◆ **Problem requirements**
Write out the whole listing again, switching each "send-badge" to "outgoing-badge" and keeping everything else the same.

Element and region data
◆ ◆ ◆ ◆ ◆

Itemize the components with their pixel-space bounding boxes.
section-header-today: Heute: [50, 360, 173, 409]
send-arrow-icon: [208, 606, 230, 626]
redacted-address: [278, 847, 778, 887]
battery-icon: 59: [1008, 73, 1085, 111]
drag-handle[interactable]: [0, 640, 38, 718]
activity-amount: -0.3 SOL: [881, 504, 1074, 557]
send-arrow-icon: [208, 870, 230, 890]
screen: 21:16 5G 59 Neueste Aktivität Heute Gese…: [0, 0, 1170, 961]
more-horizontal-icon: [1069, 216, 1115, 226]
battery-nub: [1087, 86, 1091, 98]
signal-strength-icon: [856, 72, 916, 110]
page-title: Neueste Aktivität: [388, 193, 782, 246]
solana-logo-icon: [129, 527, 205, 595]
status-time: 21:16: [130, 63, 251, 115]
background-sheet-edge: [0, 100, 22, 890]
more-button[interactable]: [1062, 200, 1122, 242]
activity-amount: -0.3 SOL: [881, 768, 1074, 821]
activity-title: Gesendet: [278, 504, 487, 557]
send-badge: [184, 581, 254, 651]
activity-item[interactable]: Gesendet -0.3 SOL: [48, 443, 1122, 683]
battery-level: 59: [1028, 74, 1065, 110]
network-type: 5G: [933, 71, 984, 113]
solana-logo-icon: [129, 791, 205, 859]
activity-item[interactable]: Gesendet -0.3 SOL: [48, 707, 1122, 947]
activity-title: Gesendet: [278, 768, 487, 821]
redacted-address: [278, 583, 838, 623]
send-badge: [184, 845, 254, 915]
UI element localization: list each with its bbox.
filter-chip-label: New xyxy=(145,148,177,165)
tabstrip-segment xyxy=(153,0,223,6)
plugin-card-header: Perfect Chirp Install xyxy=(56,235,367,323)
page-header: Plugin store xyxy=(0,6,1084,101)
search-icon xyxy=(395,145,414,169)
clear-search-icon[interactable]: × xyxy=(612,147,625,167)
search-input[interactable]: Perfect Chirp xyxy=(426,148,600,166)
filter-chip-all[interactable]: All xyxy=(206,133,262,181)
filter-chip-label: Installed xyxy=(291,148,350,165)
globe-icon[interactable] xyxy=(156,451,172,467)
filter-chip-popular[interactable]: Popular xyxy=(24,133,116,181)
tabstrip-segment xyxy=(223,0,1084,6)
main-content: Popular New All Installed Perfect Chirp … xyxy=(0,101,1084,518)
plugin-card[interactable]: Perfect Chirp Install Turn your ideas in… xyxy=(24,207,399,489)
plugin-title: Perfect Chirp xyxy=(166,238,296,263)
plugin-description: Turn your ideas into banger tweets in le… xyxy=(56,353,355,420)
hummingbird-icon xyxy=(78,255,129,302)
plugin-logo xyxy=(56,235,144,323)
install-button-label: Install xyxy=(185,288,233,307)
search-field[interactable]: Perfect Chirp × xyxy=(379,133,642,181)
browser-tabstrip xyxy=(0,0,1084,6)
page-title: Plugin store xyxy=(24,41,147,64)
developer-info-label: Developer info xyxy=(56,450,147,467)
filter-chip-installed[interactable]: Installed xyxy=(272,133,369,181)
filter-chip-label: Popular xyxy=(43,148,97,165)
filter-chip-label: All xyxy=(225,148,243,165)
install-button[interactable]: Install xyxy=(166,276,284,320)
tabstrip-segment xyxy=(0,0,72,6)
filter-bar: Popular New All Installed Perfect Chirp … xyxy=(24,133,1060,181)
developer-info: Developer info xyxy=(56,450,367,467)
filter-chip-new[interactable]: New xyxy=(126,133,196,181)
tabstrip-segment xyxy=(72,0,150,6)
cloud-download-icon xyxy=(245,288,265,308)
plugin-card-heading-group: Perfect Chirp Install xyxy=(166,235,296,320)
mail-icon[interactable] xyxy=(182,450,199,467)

◆ ◆ ◆ ◆ ◆

◆ **Solution to this task**
Itemize the components with their pixel-space bounding boxes.
section-header-today: Heute: [50, 360, 173, 409]
send-arrow-icon: [208, 606, 230, 626]
redacted-address: [278, 847, 778, 887]
battery-icon: 59: [1008, 73, 1085, 111]
drag-handle[interactable]: [0, 640, 38, 718]
activity-amount: -0.3 SOL: [881, 504, 1074, 557]
send-arrow-icon: [208, 870, 230, 890]
screen: 21:16 5G 59 Neueste Aktivität Heute Gese…: [0, 0, 1170, 961]
more-horizontal-icon: [1069, 216, 1115, 226]
battery-nub: [1087, 86, 1091, 98]
signal-strength-icon: [856, 72, 916, 110]
page-title: Neueste Aktivität: [388, 193, 782, 246]
solana-logo-icon: [129, 527, 205, 595]
status-time: 21:16: [130, 63, 251, 115]
background-sheet-edge: [0, 100, 22, 890]
more-button[interactable]: [1062, 200, 1122, 242]
activity-amount: -0.3 SOL: [881, 768, 1074, 821]
activity-title: Gesendet: [278, 504, 487, 557]
outgoing-badge: [184, 581, 254, 651]
activity-item[interactable]: Gesendet -0.3 SOL: [48, 443, 1122, 683]
battery-level: 59: [1028, 74, 1065, 110]
network-type: 5G: [933, 71, 984, 113]
solana-logo-icon: [129, 791, 205, 859]
activity-item[interactable]: Gesendet -0.3 SOL: [48, 707, 1122, 947]
activity-title: Gesendet: [278, 768, 487, 821]
redacted-address: [278, 583, 838, 623]
outgoing-badge: [184, 845, 254, 915]
UI element localization: list each with its bbox.
filter-chip-label: New xyxy=(145,148,177,165)
tabstrip-segment xyxy=(153,0,223,6)
plugin-card-header: Perfect Chirp Install xyxy=(56,235,367,323)
page-header: Plugin store xyxy=(0,6,1084,101)
search-icon xyxy=(395,145,414,169)
clear-search-icon[interactable]: × xyxy=(612,147,625,167)
search-input[interactable]: Perfect Chirp xyxy=(426,148,600,166)
filter-chip-all[interactable]: All xyxy=(206,133,262,181)
filter-chip-label: Installed xyxy=(291,148,350,165)
globe-icon[interactable] xyxy=(156,451,172,467)
filter-chip-popular[interactable]: Popular xyxy=(24,133,116,181)
tabstrip-segment xyxy=(223,0,1084,6)
main-content: Popular New All Installed Perfect Chirp … xyxy=(0,101,1084,518)
plugin-card[interactable]: Perfect Chirp Install Turn your ideas in… xyxy=(24,207,399,489)
plugin-title: Perfect Chirp xyxy=(166,238,296,263)
plugin-description: Turn your ideas into banger tweets in le… xyxy=(56,353,355,420)
hummingbird-icon xyxy=(78,255,129,302)
plugin-logo xyxy=(56,235,144,323)
install-button-label: Install xyxy=(185,288,233,307)
search-field[interactable]: Perfect Chirp × xyxy=(379,133,642,181)
browser-tabstrip xyxy=(0,0,1084,6)
page-title: Plugin store xyxy=(24,41,147,64)
developer-info-label: Developer info xyxy=(56,450,147,467)
filter-chip-installed[interactable]: Installed xyxy=(272,133,369,181)
filter-chip-label: Popular xyxy=(43,148,97,165)
filter-chip-label: All xyxy=(225,148,243,165)
install-button[interactable]: Install xyxy=(166,276,284,320)
tabstrip-segment xyxy=(0,0,72,6)
filter-bar: Popular New All Installed Perfect Chirp … xyxy=(24,133,1060,181)
developer-info: Developer info xyxy=(56,450,367,467)
filter-chip-new[interactable]: New xyxy=(126,133,196,181)
tabstrip-segment xyxy=(72,0,150,6)
cloud-download-icon xyxy=(245,288,265,308)
plugin-card-heading-group: Perfect Chirp Install xyxy=(166,235,296,320)
mail-icon[interactable] xyxy=(182,450,199,467)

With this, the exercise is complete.